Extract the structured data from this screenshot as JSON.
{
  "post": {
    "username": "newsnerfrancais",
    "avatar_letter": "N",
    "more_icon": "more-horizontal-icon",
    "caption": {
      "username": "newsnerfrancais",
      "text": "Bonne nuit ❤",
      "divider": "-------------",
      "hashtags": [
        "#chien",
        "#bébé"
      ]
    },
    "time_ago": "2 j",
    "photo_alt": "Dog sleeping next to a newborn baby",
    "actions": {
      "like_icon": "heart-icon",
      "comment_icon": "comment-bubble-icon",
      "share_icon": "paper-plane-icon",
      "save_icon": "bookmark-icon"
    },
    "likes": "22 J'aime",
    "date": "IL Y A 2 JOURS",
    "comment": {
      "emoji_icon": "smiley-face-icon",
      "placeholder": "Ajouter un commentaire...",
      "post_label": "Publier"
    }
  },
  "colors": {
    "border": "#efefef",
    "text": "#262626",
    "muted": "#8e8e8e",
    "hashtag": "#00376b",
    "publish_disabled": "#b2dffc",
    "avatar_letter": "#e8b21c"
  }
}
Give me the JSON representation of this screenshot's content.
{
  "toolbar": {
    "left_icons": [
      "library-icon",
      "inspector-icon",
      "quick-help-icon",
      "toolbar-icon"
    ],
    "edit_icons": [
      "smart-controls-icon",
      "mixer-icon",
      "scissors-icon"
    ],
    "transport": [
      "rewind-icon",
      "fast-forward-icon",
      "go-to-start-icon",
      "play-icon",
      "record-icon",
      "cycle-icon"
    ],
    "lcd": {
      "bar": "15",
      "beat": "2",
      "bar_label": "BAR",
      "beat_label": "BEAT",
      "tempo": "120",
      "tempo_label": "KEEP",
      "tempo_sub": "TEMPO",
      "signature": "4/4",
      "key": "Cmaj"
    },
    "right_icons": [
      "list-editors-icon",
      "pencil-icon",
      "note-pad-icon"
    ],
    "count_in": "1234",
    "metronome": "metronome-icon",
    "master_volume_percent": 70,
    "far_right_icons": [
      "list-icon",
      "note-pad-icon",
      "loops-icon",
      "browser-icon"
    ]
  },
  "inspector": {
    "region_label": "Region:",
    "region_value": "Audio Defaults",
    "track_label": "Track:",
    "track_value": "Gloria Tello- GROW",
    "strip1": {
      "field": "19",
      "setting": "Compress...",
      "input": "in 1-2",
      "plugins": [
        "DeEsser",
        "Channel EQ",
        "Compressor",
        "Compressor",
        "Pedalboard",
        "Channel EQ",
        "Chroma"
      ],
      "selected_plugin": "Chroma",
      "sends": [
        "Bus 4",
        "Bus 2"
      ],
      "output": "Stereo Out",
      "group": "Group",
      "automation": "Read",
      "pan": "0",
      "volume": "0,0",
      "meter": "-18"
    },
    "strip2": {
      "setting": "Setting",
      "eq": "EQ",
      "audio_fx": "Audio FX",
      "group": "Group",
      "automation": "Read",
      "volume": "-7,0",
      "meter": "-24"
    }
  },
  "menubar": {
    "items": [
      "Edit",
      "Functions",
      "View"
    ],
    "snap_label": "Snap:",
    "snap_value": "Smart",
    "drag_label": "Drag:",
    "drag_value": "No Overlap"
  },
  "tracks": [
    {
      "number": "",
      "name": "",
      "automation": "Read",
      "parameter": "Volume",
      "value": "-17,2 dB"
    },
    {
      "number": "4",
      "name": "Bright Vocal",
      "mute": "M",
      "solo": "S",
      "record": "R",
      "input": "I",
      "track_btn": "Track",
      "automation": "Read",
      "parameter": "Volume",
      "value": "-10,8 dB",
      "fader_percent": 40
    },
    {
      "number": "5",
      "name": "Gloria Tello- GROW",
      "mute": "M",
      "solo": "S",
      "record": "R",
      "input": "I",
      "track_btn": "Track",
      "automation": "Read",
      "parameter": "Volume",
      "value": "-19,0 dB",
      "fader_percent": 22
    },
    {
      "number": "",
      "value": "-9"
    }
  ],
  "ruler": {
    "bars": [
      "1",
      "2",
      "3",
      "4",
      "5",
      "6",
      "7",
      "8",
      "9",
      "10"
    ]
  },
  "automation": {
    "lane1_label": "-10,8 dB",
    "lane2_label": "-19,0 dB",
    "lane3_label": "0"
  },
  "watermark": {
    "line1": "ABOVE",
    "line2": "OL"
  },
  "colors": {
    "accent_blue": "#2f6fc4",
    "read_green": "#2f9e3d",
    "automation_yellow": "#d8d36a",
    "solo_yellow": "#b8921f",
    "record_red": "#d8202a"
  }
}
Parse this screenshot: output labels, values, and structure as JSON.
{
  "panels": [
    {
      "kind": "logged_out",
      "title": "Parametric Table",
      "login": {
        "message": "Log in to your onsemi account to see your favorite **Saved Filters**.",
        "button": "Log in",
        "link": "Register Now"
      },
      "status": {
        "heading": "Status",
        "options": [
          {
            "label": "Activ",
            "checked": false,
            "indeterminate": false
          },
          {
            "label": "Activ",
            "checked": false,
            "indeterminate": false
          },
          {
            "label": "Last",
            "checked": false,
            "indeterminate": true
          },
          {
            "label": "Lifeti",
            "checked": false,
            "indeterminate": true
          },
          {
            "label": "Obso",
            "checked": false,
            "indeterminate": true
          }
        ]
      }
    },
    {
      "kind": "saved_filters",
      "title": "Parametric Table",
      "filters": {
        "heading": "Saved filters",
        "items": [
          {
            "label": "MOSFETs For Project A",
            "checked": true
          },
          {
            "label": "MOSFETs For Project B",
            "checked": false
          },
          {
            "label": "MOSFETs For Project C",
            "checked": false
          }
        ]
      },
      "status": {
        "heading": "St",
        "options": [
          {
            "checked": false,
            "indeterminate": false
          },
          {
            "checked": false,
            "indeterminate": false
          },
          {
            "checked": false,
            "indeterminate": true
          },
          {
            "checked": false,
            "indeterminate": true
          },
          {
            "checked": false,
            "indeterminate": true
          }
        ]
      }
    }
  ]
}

- [What the task asks]:
Which lines hold the word "newsnerfrancais"? Show each one.

- [Complete response]:
    "username": "newsnerfrancais",
      "username": "newsnerfrancais",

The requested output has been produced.